WHAT NEEDS TO BE DONE :: Return each line of the listing that contains the string "Female".

Records contained in a dataset ::
________________
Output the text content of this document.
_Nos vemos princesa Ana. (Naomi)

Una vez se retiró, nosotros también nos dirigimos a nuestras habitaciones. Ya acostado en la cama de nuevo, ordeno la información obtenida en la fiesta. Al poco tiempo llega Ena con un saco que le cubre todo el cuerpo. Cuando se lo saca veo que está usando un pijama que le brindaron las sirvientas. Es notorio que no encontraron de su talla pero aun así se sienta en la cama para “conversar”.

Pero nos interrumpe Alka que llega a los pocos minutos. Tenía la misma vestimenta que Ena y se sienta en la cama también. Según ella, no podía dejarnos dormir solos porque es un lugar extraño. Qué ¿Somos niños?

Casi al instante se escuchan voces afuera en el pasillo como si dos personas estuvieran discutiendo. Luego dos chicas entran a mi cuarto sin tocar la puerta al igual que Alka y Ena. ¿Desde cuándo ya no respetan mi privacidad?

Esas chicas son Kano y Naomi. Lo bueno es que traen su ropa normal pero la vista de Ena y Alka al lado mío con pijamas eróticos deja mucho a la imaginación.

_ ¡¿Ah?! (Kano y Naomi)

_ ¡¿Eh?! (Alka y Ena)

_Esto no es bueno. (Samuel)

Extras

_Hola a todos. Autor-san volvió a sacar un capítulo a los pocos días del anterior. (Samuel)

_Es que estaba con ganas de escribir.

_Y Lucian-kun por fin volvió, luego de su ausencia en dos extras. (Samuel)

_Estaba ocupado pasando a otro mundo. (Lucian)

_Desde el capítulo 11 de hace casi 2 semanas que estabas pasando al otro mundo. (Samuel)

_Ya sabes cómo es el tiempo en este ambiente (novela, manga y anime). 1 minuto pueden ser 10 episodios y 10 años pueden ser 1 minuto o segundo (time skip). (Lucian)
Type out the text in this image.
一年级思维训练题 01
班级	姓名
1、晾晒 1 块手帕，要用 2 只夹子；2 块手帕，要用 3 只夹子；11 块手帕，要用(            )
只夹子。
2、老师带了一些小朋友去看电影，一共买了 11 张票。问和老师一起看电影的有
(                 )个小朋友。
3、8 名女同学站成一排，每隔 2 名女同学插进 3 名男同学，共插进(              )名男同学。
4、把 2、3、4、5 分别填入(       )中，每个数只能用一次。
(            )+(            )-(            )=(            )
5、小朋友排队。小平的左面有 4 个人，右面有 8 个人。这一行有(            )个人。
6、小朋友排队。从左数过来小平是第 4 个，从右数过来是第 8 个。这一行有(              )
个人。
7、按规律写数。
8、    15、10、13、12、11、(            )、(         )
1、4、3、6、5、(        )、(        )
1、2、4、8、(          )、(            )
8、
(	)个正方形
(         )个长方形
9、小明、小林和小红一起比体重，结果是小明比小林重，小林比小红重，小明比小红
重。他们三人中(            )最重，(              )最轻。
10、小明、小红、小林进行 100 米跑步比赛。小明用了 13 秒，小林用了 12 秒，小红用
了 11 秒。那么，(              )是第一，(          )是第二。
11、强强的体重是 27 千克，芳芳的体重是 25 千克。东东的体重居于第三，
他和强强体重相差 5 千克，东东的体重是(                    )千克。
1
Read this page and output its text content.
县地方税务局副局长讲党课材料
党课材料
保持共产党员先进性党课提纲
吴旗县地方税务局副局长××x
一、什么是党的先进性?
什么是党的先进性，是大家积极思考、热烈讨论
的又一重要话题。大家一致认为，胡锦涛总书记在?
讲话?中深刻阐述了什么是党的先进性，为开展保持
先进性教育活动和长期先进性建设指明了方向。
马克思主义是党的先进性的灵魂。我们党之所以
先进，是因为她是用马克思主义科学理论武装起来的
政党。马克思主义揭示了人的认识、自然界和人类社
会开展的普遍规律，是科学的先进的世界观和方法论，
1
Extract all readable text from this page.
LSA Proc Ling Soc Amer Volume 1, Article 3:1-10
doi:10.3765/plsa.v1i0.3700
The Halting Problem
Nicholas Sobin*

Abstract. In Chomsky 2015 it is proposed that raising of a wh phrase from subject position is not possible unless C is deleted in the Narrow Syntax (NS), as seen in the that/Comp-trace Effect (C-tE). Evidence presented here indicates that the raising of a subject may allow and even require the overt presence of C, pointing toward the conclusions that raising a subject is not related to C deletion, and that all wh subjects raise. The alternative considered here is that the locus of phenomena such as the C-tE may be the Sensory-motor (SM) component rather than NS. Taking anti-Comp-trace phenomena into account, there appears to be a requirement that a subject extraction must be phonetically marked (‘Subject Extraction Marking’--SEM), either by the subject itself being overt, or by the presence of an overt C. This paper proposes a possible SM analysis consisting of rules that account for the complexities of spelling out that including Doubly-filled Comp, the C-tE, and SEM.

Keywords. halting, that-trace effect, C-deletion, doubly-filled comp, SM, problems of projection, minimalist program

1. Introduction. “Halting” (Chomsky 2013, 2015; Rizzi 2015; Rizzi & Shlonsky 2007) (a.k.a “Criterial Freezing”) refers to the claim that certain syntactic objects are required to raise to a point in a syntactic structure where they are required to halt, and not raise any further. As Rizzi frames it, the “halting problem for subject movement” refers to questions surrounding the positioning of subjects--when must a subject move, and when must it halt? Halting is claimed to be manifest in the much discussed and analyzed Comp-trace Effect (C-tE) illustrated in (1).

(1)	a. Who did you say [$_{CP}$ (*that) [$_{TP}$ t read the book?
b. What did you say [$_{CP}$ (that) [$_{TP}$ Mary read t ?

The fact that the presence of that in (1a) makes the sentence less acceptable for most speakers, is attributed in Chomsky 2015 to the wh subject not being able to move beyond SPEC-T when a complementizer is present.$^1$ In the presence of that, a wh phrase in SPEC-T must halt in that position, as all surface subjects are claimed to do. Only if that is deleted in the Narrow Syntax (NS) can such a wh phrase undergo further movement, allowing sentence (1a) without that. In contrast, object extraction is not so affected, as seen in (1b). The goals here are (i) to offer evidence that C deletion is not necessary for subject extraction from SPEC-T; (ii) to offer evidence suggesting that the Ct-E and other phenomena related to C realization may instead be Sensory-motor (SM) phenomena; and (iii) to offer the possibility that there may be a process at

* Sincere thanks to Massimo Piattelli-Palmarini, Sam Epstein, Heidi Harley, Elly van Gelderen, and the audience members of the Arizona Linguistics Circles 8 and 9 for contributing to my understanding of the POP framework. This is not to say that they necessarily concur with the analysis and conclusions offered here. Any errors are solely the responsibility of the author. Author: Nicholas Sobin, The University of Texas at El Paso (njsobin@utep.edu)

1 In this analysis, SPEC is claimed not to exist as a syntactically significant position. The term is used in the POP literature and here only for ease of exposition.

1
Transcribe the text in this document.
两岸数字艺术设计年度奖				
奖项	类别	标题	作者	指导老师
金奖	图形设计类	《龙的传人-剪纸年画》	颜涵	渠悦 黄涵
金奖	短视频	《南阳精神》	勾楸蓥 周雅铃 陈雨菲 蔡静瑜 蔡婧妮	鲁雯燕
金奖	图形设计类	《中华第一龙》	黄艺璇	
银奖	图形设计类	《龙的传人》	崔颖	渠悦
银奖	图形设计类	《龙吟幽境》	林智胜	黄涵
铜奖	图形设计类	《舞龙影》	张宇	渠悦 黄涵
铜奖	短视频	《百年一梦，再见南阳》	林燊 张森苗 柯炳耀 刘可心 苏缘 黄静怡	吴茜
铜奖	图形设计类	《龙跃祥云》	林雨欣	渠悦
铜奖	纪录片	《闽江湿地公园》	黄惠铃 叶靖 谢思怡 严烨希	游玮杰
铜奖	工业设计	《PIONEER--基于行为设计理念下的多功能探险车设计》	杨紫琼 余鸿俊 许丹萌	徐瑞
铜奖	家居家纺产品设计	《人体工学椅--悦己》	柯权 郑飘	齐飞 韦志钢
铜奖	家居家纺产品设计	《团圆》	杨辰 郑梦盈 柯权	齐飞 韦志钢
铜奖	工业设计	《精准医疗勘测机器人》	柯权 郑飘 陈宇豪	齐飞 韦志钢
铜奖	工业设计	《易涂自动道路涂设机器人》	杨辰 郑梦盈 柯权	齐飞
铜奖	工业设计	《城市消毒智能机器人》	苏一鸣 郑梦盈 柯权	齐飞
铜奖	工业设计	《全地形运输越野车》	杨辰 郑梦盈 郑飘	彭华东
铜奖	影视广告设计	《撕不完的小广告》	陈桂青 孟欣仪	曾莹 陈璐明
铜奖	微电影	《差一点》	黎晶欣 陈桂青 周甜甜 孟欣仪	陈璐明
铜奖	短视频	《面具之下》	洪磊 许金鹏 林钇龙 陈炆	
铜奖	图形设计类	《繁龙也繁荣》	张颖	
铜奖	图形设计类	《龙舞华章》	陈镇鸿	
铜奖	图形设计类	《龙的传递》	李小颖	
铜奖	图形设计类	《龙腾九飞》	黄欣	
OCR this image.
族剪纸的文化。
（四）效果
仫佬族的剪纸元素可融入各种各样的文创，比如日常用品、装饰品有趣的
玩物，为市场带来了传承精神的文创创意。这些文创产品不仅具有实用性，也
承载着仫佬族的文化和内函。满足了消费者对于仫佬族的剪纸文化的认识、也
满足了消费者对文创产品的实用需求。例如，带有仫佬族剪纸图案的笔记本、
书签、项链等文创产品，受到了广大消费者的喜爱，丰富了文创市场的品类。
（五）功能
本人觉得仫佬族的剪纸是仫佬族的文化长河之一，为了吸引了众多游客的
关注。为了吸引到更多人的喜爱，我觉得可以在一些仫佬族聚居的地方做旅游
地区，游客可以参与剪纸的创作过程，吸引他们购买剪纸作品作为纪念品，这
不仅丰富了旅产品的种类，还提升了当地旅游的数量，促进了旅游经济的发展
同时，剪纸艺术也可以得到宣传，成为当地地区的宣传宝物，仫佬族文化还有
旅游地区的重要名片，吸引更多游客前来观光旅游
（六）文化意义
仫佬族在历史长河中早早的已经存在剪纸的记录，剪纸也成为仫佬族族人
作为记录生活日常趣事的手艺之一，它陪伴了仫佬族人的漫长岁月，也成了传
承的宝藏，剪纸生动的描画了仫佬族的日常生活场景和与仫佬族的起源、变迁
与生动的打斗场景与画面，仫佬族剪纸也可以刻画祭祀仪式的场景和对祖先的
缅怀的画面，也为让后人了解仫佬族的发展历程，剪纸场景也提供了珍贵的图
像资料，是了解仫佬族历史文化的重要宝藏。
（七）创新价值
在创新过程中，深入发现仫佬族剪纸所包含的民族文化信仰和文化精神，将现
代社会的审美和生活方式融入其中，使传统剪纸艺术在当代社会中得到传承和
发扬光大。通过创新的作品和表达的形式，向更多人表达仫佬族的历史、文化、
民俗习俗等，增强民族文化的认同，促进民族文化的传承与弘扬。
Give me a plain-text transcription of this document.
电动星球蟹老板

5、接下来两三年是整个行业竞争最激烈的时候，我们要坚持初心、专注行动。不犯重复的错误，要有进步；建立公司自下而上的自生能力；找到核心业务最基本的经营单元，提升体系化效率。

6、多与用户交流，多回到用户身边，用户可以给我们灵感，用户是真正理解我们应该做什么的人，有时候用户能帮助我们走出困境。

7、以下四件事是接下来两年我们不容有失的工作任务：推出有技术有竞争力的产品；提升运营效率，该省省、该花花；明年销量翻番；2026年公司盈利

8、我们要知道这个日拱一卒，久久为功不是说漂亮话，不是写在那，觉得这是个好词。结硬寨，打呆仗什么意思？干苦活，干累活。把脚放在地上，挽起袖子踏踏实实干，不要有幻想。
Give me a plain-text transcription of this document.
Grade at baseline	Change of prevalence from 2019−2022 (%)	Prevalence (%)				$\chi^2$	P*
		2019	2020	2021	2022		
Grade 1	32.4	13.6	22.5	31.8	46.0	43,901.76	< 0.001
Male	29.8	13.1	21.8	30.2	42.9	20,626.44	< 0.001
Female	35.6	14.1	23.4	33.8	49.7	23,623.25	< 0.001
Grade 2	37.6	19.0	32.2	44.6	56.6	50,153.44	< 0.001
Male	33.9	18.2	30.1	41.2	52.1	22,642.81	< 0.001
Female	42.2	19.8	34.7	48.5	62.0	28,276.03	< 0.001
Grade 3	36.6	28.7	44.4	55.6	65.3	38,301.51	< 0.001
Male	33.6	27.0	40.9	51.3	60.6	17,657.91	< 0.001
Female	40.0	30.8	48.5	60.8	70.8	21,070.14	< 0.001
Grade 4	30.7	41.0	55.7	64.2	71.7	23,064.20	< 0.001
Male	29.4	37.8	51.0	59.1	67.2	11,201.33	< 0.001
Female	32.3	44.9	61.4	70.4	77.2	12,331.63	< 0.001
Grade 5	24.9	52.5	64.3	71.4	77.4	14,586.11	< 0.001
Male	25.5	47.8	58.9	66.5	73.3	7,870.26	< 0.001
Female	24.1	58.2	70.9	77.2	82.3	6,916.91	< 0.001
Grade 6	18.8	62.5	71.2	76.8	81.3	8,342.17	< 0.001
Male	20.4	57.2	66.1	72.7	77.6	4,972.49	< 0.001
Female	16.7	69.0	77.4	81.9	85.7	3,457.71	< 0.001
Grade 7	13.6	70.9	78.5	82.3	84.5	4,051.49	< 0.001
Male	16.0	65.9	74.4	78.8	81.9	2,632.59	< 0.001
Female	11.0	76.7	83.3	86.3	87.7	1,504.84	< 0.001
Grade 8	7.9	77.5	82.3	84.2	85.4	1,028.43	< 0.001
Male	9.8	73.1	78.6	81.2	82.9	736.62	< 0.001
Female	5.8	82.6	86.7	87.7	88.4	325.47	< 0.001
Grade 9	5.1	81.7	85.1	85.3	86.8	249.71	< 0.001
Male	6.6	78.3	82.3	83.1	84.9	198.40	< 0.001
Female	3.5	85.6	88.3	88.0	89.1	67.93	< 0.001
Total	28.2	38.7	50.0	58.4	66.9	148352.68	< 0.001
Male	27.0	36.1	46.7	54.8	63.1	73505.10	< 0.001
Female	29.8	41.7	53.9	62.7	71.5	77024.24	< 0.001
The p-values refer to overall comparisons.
________________
EXERCISE RESULT ::
Female	35.6	14.1	23.4	33.8	49.7	23,623.25	< 0.001
Female	42.2	19.8	34.7	48.5	62.0	28,276.03	< 0.001
Female	40.0	30.8	48.5	60.8	70.8	21,070.14	< 0.001
Female	32.3	44.9	61.4	70.4	77.2	12,331.63	< 0.001
Female	24.1	58.2	70.9	77.2	82.3	6,916.91	< 0.001
Female	16.7	69.0	77.4	81.9	85.7	3,457.71	< 0.001
Female	11.0	76.7	83.3	86.3	87.7	1,504.84	< 0.001
Female	5.8	82.6	86.7	87.7	88.4	325.47	< 0.001
Female	3.5	85.6	88.3	88.0	89.1	67.93	< 0.001
Female	29.8	41.7	53.9	62.7	71.5	77024.24	< 0.001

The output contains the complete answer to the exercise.